:: DIRECTIONS FOR THIS TASK ::
Locate each line of the material that contains "sesame", then return it.

:: Dataset excerpts ::
-------

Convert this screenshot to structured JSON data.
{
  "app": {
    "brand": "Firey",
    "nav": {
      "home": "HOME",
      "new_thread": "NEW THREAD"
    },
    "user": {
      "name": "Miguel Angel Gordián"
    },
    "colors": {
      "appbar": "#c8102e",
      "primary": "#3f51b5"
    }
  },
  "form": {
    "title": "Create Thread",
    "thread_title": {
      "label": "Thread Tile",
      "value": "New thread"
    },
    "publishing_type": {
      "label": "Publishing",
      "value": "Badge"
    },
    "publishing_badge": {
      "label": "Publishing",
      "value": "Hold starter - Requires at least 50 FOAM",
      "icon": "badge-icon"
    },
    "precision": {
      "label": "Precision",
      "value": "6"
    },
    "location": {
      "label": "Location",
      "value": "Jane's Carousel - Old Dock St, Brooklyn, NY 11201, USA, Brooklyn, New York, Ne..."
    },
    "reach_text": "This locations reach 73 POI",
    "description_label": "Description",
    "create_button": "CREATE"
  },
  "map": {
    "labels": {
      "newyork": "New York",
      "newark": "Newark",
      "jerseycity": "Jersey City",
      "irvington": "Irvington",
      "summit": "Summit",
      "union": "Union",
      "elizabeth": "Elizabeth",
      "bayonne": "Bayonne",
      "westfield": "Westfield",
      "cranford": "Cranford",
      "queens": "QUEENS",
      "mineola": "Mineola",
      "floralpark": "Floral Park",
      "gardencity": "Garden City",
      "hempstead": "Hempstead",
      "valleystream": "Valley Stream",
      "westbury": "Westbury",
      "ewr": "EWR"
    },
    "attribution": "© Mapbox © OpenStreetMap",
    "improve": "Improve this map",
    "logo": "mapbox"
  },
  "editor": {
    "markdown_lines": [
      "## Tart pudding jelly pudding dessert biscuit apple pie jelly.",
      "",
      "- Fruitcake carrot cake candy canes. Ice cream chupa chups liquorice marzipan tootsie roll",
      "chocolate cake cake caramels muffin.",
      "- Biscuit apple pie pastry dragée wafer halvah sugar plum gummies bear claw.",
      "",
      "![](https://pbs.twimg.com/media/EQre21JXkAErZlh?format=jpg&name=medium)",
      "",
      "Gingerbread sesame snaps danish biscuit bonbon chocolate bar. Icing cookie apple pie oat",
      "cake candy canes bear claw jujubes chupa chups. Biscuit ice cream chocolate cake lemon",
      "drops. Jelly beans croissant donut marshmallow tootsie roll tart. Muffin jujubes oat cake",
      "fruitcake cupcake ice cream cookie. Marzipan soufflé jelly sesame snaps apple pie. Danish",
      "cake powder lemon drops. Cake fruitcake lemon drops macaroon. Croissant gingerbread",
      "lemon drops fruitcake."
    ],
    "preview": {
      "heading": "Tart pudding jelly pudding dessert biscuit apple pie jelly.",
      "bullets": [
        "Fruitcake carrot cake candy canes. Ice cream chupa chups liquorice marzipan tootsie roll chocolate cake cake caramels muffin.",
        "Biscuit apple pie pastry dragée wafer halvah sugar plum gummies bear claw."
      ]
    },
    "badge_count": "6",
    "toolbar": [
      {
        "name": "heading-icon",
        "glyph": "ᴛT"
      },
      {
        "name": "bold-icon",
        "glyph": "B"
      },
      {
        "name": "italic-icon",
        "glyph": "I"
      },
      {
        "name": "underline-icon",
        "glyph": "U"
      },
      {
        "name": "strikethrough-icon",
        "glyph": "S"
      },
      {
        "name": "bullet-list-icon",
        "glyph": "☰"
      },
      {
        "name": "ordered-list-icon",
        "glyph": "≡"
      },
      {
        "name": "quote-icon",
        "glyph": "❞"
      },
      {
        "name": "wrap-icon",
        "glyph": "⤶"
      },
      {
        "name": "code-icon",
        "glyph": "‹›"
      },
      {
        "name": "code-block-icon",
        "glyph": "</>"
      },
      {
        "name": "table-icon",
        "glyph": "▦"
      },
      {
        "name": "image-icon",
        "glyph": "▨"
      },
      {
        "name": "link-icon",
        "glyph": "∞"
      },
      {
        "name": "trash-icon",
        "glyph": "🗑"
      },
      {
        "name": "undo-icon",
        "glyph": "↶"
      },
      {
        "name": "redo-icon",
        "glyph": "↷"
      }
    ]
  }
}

-------

:: TASK OUTPUT ::
      "Gingerbread sesame snaps danish biscuit bonbon chocolate bar. Icing cookie apple pie oat",
      "fruitcake cupcake ice cream cookie. Marzipan soufflé jelly sesame snaps apple pie. Danish",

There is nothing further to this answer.